GIVEN PASSAGE:
=======

4.) Clear Accountability
The management team of companies owned by private equity are answerable to an engaged professional shareholder that has the power to act decisively to protect its shareholding. The combination of this clear accountability between company managers and shareholders combined with the need for a realisation means that incentive structures can directly link tangible value with reward. There are no rewards for failure. Such clear accountability has many benefits. For instance, it gives comfort to potential lenders, allowing investments to be leveraged.
5.) High Returns
This combination of major funding, expertise and incentives can be very powerful. If utilised in the right manner and direction, they can reap huge amount of returns for all involved.
Cons of Private Equity Fund
1.) Loss of Ownership Stake
With other type of funding options, sure the funding comes at a cost but you are still in control of your company. But with private equity funding, such is not the case. You receive much more in returns but at the same time you have to let go of a major share of your ownership in business. Private equity firms often demand a majority stake, and sometimes you’ll be left with little or nothing of your ownership. It’s a much bigger trade, and it’s one that many business owners will flinch at.
2.) Restricted Access
The traditional way of investing in private equity is through Limited Partnerships. These are institution-only vehicles are mainly open to institutions and other larger sophisticated investors. They cannot be access by many types of investor.
3.) High Costs
Encompassing such a vast and unregulated opportunity set as the private company universe requires resource, infrastructure and expertise. The due diligence required can translate into higher costs.

=======

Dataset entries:
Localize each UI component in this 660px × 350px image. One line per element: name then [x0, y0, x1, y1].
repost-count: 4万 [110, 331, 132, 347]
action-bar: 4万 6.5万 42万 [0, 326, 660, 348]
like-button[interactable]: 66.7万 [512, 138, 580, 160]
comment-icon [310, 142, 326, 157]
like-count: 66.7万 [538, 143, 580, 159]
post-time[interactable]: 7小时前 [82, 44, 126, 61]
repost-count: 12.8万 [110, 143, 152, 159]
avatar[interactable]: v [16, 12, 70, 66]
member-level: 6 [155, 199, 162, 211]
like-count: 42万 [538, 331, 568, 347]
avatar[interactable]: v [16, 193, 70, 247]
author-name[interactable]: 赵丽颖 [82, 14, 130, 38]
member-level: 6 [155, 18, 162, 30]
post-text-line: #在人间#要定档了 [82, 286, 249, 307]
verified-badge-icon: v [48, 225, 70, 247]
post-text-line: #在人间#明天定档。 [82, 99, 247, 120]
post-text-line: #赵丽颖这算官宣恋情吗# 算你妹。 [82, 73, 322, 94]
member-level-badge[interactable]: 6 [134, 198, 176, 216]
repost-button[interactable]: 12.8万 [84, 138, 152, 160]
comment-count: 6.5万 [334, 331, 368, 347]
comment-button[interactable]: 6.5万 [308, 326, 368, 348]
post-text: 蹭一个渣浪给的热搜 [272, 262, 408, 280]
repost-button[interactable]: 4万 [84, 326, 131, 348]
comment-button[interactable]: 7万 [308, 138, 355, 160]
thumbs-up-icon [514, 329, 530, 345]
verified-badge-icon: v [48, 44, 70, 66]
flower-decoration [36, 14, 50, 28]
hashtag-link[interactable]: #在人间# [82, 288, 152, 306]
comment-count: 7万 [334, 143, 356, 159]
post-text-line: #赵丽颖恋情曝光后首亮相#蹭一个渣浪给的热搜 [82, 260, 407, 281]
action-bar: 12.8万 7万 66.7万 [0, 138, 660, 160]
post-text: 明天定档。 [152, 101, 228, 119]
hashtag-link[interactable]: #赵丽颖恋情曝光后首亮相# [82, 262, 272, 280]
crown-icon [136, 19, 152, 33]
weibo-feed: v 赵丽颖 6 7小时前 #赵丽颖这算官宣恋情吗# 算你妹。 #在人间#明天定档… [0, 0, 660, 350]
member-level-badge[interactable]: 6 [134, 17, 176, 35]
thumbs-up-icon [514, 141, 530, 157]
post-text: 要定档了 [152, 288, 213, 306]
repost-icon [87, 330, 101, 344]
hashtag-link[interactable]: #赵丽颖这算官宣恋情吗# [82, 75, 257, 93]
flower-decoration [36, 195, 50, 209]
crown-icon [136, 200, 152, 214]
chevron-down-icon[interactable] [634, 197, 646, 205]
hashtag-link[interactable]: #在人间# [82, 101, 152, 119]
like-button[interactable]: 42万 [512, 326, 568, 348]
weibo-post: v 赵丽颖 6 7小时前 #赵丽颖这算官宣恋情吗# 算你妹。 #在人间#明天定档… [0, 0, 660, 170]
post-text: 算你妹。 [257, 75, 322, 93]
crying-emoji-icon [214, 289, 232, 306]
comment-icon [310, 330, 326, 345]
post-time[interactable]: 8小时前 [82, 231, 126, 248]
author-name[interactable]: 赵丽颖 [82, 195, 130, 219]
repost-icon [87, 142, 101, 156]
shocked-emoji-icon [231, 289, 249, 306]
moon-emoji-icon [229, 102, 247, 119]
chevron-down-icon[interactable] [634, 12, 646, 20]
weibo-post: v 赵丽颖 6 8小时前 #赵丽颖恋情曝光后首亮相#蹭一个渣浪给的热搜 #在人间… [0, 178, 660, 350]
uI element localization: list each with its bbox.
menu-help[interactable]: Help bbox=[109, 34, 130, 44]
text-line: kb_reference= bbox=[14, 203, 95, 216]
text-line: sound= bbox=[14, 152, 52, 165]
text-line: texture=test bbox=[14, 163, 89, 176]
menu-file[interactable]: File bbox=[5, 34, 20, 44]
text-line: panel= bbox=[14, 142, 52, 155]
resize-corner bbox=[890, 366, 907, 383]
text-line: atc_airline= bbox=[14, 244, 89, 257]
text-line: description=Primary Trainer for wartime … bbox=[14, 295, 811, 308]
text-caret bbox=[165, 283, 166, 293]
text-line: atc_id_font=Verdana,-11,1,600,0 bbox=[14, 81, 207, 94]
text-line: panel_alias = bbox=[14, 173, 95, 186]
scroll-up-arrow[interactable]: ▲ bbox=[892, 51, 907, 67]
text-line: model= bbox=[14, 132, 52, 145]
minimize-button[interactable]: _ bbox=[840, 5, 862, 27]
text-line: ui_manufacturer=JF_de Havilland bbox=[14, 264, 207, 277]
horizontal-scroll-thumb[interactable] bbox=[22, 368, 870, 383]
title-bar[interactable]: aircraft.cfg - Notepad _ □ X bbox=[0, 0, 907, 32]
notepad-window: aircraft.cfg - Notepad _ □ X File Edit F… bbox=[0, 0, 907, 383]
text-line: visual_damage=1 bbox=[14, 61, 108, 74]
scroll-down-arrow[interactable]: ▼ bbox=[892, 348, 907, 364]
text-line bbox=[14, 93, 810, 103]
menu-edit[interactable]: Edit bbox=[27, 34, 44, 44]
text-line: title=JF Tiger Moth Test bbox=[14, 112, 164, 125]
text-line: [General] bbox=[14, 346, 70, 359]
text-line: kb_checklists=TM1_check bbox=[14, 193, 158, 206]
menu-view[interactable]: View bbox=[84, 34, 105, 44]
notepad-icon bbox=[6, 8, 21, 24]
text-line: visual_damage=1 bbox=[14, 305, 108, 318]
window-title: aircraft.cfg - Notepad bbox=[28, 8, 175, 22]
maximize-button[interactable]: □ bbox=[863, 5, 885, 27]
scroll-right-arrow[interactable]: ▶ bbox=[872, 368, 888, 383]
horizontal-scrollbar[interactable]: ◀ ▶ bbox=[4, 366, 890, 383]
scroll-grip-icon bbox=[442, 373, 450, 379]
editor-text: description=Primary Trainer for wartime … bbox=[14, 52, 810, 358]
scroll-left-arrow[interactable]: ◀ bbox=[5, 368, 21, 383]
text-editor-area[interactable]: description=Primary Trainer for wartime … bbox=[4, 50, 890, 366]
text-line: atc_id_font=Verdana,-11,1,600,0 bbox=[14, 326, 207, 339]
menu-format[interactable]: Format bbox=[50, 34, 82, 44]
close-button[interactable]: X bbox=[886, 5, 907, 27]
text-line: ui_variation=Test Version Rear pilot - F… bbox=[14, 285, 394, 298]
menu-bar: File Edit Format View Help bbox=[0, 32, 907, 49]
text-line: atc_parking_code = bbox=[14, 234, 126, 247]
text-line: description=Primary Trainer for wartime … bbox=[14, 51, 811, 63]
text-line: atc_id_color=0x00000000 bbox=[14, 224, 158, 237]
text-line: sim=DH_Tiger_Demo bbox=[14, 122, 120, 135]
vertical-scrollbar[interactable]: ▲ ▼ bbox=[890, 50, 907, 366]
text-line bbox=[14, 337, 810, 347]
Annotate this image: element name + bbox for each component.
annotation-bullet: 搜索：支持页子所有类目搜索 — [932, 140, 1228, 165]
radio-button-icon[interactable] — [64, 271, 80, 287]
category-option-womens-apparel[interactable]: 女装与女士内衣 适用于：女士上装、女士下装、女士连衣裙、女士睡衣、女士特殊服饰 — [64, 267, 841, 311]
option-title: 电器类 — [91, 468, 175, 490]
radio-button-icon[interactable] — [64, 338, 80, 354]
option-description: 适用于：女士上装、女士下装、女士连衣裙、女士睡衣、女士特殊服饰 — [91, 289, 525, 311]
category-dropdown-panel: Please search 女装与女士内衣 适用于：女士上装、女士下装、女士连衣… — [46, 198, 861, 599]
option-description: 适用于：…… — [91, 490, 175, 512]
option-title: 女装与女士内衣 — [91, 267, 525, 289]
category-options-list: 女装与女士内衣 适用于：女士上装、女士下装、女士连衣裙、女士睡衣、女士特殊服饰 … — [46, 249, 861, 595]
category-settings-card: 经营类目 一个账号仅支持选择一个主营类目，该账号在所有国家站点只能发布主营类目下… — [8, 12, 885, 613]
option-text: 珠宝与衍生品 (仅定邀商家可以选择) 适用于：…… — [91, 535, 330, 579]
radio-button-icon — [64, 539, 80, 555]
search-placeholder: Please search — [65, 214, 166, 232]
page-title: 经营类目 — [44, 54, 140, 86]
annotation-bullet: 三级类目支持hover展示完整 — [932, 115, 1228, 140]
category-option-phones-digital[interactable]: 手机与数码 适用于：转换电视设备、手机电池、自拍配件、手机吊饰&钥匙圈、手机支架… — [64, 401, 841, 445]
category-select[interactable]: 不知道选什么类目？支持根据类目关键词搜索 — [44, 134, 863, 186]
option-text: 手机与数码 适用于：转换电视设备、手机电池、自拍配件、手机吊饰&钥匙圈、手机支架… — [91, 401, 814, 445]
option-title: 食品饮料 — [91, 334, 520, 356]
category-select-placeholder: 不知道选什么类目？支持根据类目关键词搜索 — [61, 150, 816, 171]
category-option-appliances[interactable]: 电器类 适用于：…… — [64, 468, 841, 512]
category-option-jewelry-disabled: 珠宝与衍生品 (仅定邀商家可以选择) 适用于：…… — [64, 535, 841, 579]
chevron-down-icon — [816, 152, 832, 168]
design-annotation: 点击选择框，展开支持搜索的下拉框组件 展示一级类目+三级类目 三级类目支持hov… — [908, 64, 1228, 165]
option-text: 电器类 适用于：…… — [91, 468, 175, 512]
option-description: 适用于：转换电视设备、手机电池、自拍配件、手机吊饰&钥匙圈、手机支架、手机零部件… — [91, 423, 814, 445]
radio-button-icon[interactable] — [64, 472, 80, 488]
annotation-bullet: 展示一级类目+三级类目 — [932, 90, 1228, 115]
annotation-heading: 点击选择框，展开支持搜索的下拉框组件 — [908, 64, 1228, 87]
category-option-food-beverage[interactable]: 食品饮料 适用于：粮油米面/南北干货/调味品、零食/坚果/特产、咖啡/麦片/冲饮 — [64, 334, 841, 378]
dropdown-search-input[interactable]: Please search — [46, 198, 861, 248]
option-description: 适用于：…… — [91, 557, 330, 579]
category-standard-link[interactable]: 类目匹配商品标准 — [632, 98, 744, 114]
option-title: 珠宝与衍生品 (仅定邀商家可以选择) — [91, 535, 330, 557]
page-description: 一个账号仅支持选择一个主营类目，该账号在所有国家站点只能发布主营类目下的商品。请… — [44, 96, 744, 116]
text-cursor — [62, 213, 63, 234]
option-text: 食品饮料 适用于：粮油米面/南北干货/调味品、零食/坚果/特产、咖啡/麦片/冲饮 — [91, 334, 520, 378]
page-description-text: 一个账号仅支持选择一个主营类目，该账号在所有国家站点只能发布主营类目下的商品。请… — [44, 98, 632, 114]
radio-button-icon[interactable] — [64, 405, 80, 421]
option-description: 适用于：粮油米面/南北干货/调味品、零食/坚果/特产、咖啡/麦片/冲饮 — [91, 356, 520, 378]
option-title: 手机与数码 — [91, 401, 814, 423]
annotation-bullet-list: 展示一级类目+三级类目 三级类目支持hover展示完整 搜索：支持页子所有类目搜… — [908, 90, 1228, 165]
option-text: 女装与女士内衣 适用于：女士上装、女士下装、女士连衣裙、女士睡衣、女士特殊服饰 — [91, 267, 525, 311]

=======

TASKS AND EXERCISES:
• 1. For the private equity passage, decide whether each statement agrees with it: (a) Private equity firms often demand a majority stake. (b) The clear accountability of private equity makes potential lenders reluctant to leverage investments. (c) Limited Partnerships are the traditional way of investing in private equity. Give yes or no for each, and quote the deciding words.
• 2. Write the next part of the private equity passage, picking up after its final sentence.

ANSWERS TO THE EXERCISES:
• 1.
(a) Yes: "Private equity firms often demand a majority stake"
(b) No: "it gives comfort to potential lenders, allowing investments to be leveraged."
(c) Yes: "The traditional way of investing in private equity is through Limited Partnerships."

• 2.
4.) Different meanings of Value
A private equity firm invests in companies to make them more valuable, and sell their stakes for large profits. Mostly this is good for the companies involved.But a private equity firm’s definition of value is very specific and limited. It’s focused on the financial value of the business on a particular date about five years after the initial investment, when the firm sells its stake at a profit. Business owners often have a much broader definition of value, with a longer-term outlook and more concern for things like relationships with employees and customers, and reputation, which can lead to clashes.
5.) Lock Up Time
With private equity funds you are required to invest large sums of money for a long period of time. There is usually 5 or 10 years lock in period. Which means you cannot have any access to your invested funds during that period of time. So your money is lying there and will hopefully give you huge profitable returns but for that time being you have to forget your funds and wait till it’s time to reap the benefits.
6.) Type Of Company
Private equity firms are looking for particular types of companies to invest in. They have to be large enough to support those major investments, and also they have to offer the potential for large profits in a relatively short time frame. Generally that either means that your company has very strong growth potential, or that it’s in financial difficulties and is currently undervalued.
So private equity is another distinctive type of funding option, with its own unique pros and cons. It can give a company access to large amounts of funding, and the expertise of the private equity firm can help it to grow or return to profitability. But remember that a very large portion of your business in the hands of outsiders whose interests are partially but not perfectly aligned with yours.